**Request**:
Select all lines holding the word "contractor" from the entries that follow.
— START OF Data supplied —
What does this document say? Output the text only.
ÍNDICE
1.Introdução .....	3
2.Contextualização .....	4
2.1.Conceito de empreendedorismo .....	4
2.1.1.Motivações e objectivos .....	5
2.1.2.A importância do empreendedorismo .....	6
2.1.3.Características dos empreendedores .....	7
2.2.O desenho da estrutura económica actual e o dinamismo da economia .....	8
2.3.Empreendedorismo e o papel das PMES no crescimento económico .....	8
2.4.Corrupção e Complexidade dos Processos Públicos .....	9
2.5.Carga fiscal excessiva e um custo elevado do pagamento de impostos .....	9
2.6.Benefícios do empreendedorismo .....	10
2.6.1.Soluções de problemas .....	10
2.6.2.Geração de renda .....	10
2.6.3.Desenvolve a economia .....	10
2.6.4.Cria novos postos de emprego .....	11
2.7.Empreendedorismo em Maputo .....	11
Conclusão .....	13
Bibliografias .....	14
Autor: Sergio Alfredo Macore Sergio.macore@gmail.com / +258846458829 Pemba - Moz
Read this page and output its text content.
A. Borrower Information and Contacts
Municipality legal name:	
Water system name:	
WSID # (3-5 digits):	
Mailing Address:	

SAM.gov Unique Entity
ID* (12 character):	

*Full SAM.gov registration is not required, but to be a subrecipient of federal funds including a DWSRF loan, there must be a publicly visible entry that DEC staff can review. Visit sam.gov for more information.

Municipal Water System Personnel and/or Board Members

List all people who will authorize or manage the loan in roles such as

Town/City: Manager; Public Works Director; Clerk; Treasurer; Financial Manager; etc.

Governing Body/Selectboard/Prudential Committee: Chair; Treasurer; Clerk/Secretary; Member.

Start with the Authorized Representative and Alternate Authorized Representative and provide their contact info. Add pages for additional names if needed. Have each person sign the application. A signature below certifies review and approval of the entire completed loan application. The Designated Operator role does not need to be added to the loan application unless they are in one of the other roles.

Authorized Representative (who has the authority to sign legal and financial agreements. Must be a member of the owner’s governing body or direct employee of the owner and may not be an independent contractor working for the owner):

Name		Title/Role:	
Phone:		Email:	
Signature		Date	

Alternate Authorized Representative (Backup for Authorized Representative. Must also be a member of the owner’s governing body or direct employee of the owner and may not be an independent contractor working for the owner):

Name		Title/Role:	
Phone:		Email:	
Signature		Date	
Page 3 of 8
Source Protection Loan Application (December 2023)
— END OF Data supplied —
**Full solution**:
Authorized Representative (who has the authority to sign legal and financial agreements. Must be a member of the owner’s governing body or direct employee of the owner and may not be an independent contractor working for the owner):
Alternate Authorized Representative (Backup for Authorized Representative. Must also be a member of the owner’s governing body or direct employee of the owner and may not be an independent contractor working for the owner):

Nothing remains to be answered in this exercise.